Check each line of the records below for the word "title" and copy those where it appears.

-- Begin --

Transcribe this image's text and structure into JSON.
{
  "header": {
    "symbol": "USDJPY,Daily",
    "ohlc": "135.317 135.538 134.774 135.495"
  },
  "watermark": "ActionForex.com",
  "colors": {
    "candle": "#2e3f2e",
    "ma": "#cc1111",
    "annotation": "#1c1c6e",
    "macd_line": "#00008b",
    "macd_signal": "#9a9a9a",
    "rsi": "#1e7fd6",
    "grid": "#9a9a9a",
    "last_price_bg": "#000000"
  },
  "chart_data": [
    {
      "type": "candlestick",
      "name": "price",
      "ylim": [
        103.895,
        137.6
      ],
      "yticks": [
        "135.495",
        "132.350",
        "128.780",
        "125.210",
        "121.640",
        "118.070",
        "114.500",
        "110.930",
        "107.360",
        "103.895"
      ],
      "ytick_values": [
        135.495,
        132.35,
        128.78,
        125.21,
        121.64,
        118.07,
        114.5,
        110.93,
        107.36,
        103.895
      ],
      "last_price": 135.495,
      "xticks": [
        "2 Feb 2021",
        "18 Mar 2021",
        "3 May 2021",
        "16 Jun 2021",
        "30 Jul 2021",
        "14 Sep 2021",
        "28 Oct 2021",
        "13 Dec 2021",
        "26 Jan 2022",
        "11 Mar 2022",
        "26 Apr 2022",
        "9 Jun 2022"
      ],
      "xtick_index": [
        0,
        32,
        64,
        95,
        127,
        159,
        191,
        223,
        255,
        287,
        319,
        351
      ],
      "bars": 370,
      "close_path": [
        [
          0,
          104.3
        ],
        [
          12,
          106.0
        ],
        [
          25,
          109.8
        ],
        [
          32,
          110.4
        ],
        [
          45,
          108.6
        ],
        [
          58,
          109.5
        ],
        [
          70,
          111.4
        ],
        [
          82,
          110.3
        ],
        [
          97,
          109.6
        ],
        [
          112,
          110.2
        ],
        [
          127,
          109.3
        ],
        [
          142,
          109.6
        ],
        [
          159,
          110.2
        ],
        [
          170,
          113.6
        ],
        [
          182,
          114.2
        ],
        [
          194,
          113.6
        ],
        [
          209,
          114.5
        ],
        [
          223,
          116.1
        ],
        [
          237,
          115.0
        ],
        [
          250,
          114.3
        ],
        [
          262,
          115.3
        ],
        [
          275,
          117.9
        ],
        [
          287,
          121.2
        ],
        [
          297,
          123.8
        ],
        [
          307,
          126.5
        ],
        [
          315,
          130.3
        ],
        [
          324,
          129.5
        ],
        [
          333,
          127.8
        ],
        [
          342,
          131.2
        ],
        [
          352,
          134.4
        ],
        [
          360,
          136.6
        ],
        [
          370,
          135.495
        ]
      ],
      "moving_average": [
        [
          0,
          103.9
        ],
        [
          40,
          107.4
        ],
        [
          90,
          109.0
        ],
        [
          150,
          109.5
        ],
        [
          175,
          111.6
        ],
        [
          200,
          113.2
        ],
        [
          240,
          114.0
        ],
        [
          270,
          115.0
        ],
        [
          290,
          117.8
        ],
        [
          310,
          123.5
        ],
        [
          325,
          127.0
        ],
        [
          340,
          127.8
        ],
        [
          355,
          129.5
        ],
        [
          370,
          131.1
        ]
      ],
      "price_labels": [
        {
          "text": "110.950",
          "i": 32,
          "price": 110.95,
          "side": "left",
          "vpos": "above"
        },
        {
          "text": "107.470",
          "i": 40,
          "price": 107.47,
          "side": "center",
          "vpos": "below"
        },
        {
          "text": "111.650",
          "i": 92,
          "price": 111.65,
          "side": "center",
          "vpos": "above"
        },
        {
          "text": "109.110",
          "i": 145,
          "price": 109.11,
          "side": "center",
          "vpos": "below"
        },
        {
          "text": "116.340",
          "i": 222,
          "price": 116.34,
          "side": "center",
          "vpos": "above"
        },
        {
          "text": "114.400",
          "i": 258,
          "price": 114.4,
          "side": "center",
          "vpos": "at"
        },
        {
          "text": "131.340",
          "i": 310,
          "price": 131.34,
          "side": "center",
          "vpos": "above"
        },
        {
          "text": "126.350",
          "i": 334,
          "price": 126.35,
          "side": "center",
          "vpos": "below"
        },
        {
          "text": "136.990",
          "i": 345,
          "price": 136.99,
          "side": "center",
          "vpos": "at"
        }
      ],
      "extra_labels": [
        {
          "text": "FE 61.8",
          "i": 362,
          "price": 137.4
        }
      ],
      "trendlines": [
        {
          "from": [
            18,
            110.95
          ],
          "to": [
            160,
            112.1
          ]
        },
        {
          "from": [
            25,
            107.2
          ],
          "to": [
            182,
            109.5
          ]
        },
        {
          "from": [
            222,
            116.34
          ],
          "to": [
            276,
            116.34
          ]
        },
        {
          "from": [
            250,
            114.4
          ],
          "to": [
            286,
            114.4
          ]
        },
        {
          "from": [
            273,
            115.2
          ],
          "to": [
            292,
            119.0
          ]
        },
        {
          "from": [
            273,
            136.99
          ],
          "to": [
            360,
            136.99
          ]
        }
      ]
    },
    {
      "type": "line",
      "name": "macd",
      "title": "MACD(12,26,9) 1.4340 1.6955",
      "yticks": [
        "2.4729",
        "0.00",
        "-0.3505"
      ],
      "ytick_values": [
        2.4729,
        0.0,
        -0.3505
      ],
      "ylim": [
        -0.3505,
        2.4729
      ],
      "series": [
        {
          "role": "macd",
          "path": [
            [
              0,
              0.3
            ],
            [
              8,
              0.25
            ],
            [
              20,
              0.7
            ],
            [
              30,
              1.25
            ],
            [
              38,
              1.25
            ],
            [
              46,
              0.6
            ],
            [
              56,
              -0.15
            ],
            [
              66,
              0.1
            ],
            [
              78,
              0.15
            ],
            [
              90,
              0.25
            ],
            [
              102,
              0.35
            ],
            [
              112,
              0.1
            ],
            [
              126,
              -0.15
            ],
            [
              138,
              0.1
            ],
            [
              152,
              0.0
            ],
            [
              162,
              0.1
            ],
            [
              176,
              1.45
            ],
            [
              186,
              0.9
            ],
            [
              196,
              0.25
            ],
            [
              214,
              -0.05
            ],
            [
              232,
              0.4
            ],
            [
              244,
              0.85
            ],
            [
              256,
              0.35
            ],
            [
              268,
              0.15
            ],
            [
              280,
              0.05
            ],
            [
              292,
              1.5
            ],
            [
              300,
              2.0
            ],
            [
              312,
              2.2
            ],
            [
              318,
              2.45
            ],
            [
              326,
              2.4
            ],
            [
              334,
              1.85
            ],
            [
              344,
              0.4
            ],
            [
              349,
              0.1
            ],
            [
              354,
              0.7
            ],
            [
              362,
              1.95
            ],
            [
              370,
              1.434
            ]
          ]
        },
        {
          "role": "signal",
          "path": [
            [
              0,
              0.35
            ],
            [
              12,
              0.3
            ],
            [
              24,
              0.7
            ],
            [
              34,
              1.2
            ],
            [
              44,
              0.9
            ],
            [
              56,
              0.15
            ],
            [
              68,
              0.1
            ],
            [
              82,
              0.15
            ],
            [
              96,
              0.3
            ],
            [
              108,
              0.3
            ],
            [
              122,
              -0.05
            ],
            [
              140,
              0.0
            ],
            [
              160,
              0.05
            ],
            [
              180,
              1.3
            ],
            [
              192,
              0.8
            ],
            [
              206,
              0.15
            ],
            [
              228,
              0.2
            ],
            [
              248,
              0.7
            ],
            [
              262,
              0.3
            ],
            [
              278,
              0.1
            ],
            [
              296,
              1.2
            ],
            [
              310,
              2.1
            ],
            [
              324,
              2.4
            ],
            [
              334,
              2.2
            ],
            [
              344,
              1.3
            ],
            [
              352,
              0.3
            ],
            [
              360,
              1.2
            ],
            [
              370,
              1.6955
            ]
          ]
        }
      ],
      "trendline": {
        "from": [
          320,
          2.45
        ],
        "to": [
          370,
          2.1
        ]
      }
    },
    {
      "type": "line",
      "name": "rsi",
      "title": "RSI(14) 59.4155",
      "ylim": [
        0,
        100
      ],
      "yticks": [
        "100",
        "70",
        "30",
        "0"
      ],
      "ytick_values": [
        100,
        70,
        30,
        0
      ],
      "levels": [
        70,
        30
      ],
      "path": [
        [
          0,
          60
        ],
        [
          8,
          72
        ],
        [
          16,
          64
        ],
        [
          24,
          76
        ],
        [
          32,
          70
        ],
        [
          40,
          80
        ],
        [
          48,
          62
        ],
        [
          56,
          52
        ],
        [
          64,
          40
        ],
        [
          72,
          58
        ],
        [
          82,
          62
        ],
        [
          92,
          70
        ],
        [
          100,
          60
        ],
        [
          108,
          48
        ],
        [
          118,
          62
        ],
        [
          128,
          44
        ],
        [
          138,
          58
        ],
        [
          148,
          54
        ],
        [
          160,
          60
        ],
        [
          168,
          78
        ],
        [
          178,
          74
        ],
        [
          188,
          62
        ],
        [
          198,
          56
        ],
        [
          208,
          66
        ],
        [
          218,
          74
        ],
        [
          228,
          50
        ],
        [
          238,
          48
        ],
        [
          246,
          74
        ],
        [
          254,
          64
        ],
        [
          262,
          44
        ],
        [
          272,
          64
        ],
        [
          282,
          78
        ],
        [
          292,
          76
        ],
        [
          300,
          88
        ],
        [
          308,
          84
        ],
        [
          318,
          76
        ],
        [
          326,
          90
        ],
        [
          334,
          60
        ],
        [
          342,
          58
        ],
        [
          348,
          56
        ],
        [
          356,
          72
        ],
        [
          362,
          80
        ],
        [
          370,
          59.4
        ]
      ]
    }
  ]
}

-- End --

FULL ANSWER:
      "title": "MACD(12,26,9) 1.4340 1.6955",
      "title": "RSI(14) 59.4155",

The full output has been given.